◆ SHORT EXERCISE ◆
Repeat every line of the listing below exactly, minus the pictures.

◆ Source data ◆
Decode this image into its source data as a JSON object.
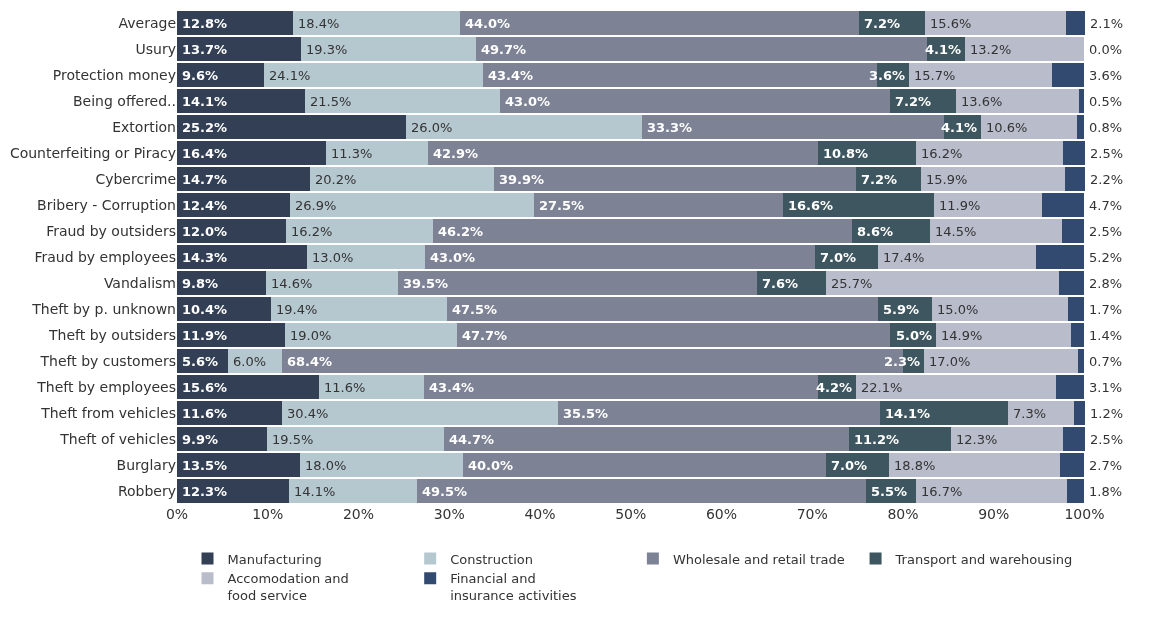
{
  "chart_data": {
    "type": "bar",
    "orientation": "horizontal",
    "stacked": true,
    "categories": [
      "Average",
      "Usury",
      "Protection money",
      "Being offered..",
      "Extortion",
      "Counterfeiting or Piracy",
      "Cybercrime",
      "Bribery - Corruption",
      "Fraud by outsiders",
      "Fraud by employees",
      "Vandalism",
      "Theft by p. unknown",
      "Theft by outsiders",
      "Theft by customers",
      "Theft by employees",
      "Theft from vehicles",
      "Theft of vehicles",
      "Burglary",
      "Robbery"
    ],
    "series": [
      {
        "name": "Manufacturing",
        "color": "#333f55",
        "values": [
          12.8,
          13.7,
          9.6,
          14.1,
          25.2,
          16.4,
          14.7,
          12.4,
          12.0,
          14.3,
          9.8,
          10.4,
          11.9,
          5.6,
          15.6,
          11.6,
          9.9,
          13.5,
          12.3
        ],
        "value_labels": [
          "12.8%",
          "13.7%",
          "9.6%",
          "14.1%",
          "25.2%",
          "16.4%",
          "14.7%",
          "12.4%",
          "12.0%",
          "14.3%",
          "9.8%",
          "10.4%",
          "11.9%",
          "5.6%",
          "15.6%",
          "11.6%",
          "9.9%",
          "13.5%",
          "12.3%"
        ]
      },
      {
        "name": "Construction",
        "color": "#b5c7cf",
        "values": [
          18.4,
          19.3,
          24.1,
          21.5,
          26.0,
          11.3,
          20.2,
          26.9,
          16.2,
          13.0,
          14.6,
          19.4,
          19.0,
          6.0,
          11.6,
          30.4,
          19.5,
          18.0,
          14.1
        ],
        "value_labels": [
          "18.4%",
          "19.3%",
          "24.1%",
          "21.5%",
          "26.0%",
          "11.3%",
          "20.2%",
          "26.9%",
          "16.2%",
          "13.0%",
          "14.6%",
          "19.4%",
          "19.0%",
          "6.0%",
          "11.6%",
          "30.4%",
          "19.5%",
          "18.0%",
          "14.1%"
        ]
      },
      {
        "name": "Wholesale and retail trade",
        "color": "#7d8294",
        "values": [
          44.0,
          49.7,
          43.4,
          43.0,
          33.3,
          42.9,
          39.9,
          27.5,
          46.2,
          43.0,
          39.5,
          47.5,
          47.7,
          68.4,
          43.4,
          35.5,
          44.7,
          40.0,
          49.5
        ],
        "value_labels": [
          "44.0%",
          "49.7%",
          "43.4%",
          "43.0%",
          "33.3%",
          "42.9%",
          "39.9%",
          "27.5%",
          "46.2%",
          "43.0%",
          "39.5%",
          "47.5%",
          "47.7%",
          "68.4%",
          "43.4%",
          "35.5%",
          "44.7%",
          "40.0%",
          "49.5%"
        ]
      },
      {
        "name": "Transport and warehousing",
        "color": "#3e565f",
        "values": [
          7.2,
          4.1,
          3.6,
          7.2,
          4.1,
          10.8,
          7.2,
          16.6,
          8.6,
          7.0,
          7.6,
          5.9,
          5.0,
          2.3,
          4.2,
          14.1,
          11.2,
          7.0,
          5.5
        ],
        "value_labels": [
          "7.2%",
          "4.1%",
          "3.6%",
          "7.2%",
          "4.1%",
          "10.8%",
          "7.2%",
          "16.6%",
          "8.6%",
          "7.0%",
          "7.6%",
          "5.9%",
          "5.0%",
          "2.3%",
          "4.2%",
          "14.1%",
          "11.2%",
          "7.0%",
          "5.5%"
        ]
      },
      {
        "name": "Accomodation and food service",
        "color": "#b9bccb",
        "values": [
          15.6,
          13.2,
          15.7,
          13.6,
          10.6,
          16.2,
          15.9,
          11.9,
          14.5,
          17.4,
          25.7,
          15.0,
          14.9,
          17.0,
          22.1,
          7.3,
          12.3,
          18.8,
          16.7
        ],
        "value_labels": [
          "15.6%",
          "13.2%",
          "15.7%",
          "13.6%",
          "10.6%",
          "16.2%",
          "15.9%",
          "11.9%",
          "14.5%",
          "17.4%",
          "25.7%",
          "15.0%",
          "14.9%",
          "17.0%",
          "22.1%",
          "7.3%",
          "12.3%",
          "18.8%",
          "16.7%"
        ]
      },
      {
        "name": "Financial and insurance activities",
        "color": "#334a70",
        "values": [
          2.1,
          0.0,
          3.6,
          0.5,
          0.8,
          2.5,
          2.2,
          4.7,
          2.5,
          5.2,
          2.8,
          1.7,
          1.4,
          0.7,
          3.1,
          1.2,
          2.5,
          2.7,
          1.8
        ],
        "value_labels": [
          "2.1%",
          "0.0%",
          "3.6%",
          "0.5%",
          "0.8%",
          "2.5%",
          "2.2%",
          "4.7%",
          "2.5%",
          "5.2%",
          "2.8%",
          "1.7%",
          "1.4%",
          "0.7%",
          "3.1%",
          "1.2%",
          "2.5%",
          "2.7%",
          "1.8%"
        ]
      }
    ],
    "xlim": [
      0,
      100.5
    ],
    "xticks": [
      {
        "value": 0,
        "label": "0%"
      },
      {
        "value": 10,
        "label": "10%"
      },
      {
        "value": 20,
        "label": "20%"
      },
      {
        "value": 30,
        "label": "30%"
      },
      {
        "value": 40,
        "label": "40%"
      },
      {
        "value": 50,
        "label": "50%"
      },
      {
        "value": 60,
        "label": "60%"
      },
      {
        "value": 70,
        "label": "70%"
      },
      {
        "value": 80,
        "label": "80%"
      },
      {
        "value": 90,
        "label": "90%"
      },
      {
        "value": 100,
        "label": "100%"
      }
    ],
    "legend": "bottom"
  }
}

◆ ANSWER TO THE TASK ◆
Decode this image into its source data as a JSON object.
{
  "chart_data": {
    "type": "bar",
    "orientation": "horizontal",
    "stacked": true,
    "categories": [
      "Average",
      "Usury",
      "Protection money",
      "Being offered..",
      "Extortion",
      "Counterfeiting or Piracy",
      "Cybercrime",
      "Bribery - Corruption",
      "Fraud by outsiders",
      "Fraud by employees",
      "Vandalism",
      "Theft by p. unknown",
      "Theft by outsiders",
      "Theft by customers",
      "Theft by employees",
      "Theft from vehicles",
      "Theft of vehicles",
      "Burglary",
      "Robbery"
    ],
    "series": [
      {
        "name": "Manufacturing",
        "color": "#333f55",
        "values": [
          12.8,
          13.7,
          9.6,
          14.1,
          25.2,
          16.4,
          14.7,
          12.4,
          12.0,
          14.3,
          9.8,
          10.4,
          11.9,
          5.6,
          15.6,
          11.6,
          9.9,
          13.5,
          12.3
        ],
        "value_labels": [
          "12.8%",
          "13.7%",
          "9.6%",
          "14.1%",
          "25.2%",
          "16.4%",
          "14.7%",
          "12.4%",
          "12.0%",
          "14.3%",
          "9.8%",
          "10.4%",
          "11.9%",
          "5.6%",
          "15.6%",
          "11.6%",
          "9.9%",
          "13.5%",
          "12.3%"
        ]
      },
      {
        "name": "Construction",
        "color": "#b5c7cf",
        "values": [
          18.4,
          19.3,
          24.1,
          21.5,
          26.0,
          11.3,
          20.2,
          26.9,
          16.2,
          13.0,
          14.6,
          19.4,
          19.0,
          6.0,
          11.6,
          30.4,
          19.5,
          18.0,
          14.1
        ],
        "value_labels": [
          "18.4%",
          "19.3%",
          "24.1%",
          "21.5%",
          "26.0%",
          "11.3%",
          "20.2%",
          "26.9%",
          "16.2%",
          "13.0%",
          "14.6%",
          "19.4%",
          "19.0%",
          "6.0%",
          "11.6%",
          "30.4%",
          "19.5%",
          "18.0%",
          "14.1%"
        ]
      },
      {
        "name": "Wholesale and retail trade",
        "color": "#7d8294",
        "values": [
          44.0,
          49.7,
          43.4,
          43.0,
          33.3,
          42.9,
          39.9,
          27.5,
          46.2,
          43.0,
          39.5,
          47.5,
          47.7,
          68.4,
          43.4,
          35.5,
          44.7,
          40.0,
          49.5
        ],
        "value_labels": [
          "44.0%",
          "49.7%",
          "43.4%",
          "43.0%",
          "33.3%",
          "42.9%",
          "39.9%",
          "27.5%",
          "46.2%",
          "43.0%",
          "39.5%",
          "47.5%",
          "47.7%",
          "68.4%",
          "43.4%",
          "35.5%",
          "44.7%",
          "40.0%",
          "49.5%"
        ]
      },
      {
        "name": "Transport and warehousing",
        "color": "#3e565f",
        "values": [
          7.2,
          4.1,
          3.6,
          7.2,
          4.1,
          10.8,
          7.2,
          16.6,
          8.6,
          7.0,
          7.6,
          5.9,
          5.0,
          2.3,
          4.2,
          14.1,
          11.2,
          7.0,
          5.5
        ],
        "value_labels": [
          "7.2%",
          "4.1%",
          "3.6%",
          "7.2%",
          "4.1%",
          "10.8%",
          "7.2%",
          "16.6%",
          "8.6%",
          "7.0%",
          "7.6%",
          "5.9%",
          "5.0%",
          "2.3%",
          "4.2%",
          "14.1%",
          "11.2%",
          "7.0%",
          "5.5%"
        ]
      },
      {
        "name": "Accomodation and food service",
        "color": "#b9bccb",
        "values": [
          15.6,
          13.2,
          15.7,
          13.6,
          10.6,
          16.2,
          15.9,
          11.9,
          14.5,
          17.4,
          25.7,
          15.0,
          14.9,
          17.0,
          22.1,
          7.3,
          12.3,
          18.8,
          16.7
        ],
        "value_labels": [
          "15.6%",
          "13.2%",
          "15.7%",
          "13.6%",
          "10.6%",
          "16.2%",
          "15.9%",
          "11.9%",
          "14.5%",
          "17.4%",
          "25.7%",
          "15.0%",
          "14.9%",
          "17.0%",
          "22.1%",
          "7.3%",
          "12.3%",
          "18.8%",
          "16.7%"
        ]
      },
      {
        "name": "Financial and insurance activities",
        "color": "#334a70",
        "values": [
          2.1,
          0.0,
          3.6,
          0.5,
          0.8,
          2.5,
          2.2,
          4.7,
          2.5,
          5.2,
          2.8,
          1.7,
          1.4,
          0.7,
          3.1,
          1.2,
          2.5,
          2.7,
          1.8
        ],
        "value_labels": [
          "2.1%",
          "0.0%",
          "3.6%",
          "0.5%",
          "0.8%",
          "2.5%",
          "2.2%",
          "4.7%",
          "2.5%",
          "5.2%",
          "2.8%",
          "1.7%",
          "1.4%",
          "0.7%",
          "3.1%",
          "1.2%",
          "2.5%",
          "2.7%",
          "1.8%"
        ]
      }
    ],
    "xlim": [
      0,
      100.5
    ],
    "xticks": [
      {
        "value": 0,
        "label": "0%"
      },
      {
        "value": 10,
        "label": "10%"
      },
      {
        "value": 20,
        "label": "20%"
      },
      {
        "value": 30,
        "label": "30%"
      },
      {
        "value": 40,
        "label": "40%"
      },
      {
        "value": 50,
        "label": "50%"
      },
      {
        "value": 60,
        "label": "60%"
      },
      {
        "value": 70,
        "label": "70%"
      },
      {
        "value": 80,
        "label": "80%"
      },
      {
        "value": 90,
        "label": "90%"
      },
      {
        "value": 100,
        "label": "100%"
      }
    ],
    "legend": "bottom"
  }
}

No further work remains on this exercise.